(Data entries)
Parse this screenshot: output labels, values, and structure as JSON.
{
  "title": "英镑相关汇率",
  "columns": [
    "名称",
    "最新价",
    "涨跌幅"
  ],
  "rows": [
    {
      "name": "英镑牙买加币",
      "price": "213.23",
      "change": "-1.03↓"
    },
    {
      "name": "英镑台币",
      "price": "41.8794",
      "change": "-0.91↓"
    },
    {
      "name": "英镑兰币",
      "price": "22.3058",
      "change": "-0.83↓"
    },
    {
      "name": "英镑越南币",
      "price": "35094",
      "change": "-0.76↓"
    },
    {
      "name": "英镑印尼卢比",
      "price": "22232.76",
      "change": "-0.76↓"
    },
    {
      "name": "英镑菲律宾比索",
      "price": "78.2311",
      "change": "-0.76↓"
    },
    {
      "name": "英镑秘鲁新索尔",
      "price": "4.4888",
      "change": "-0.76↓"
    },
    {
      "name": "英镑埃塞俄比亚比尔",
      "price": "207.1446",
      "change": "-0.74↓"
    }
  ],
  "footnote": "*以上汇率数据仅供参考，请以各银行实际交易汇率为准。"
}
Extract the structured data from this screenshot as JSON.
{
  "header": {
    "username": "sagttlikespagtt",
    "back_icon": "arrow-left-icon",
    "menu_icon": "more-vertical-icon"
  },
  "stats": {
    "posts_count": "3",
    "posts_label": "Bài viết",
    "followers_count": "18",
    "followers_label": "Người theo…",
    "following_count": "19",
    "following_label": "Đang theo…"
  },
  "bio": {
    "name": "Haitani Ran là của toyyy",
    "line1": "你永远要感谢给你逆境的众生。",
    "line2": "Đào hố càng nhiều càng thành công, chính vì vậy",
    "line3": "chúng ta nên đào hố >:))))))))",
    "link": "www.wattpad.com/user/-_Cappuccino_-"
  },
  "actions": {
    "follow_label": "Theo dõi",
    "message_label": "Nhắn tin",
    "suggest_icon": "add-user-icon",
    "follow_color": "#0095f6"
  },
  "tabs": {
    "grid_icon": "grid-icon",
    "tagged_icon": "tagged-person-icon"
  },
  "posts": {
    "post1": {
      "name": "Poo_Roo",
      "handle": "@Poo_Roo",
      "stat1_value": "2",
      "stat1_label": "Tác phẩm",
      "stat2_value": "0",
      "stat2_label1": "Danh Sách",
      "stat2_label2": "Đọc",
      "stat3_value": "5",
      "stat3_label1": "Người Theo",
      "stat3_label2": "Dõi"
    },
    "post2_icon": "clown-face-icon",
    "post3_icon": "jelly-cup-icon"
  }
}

REQUIREMENT: Where a line above contains the string "this", copy that line.

CORRECT RESULT:
Parse this screenshot: output labels, values, and structure as JSON.
Extract the structured data from this screenshot as JSON.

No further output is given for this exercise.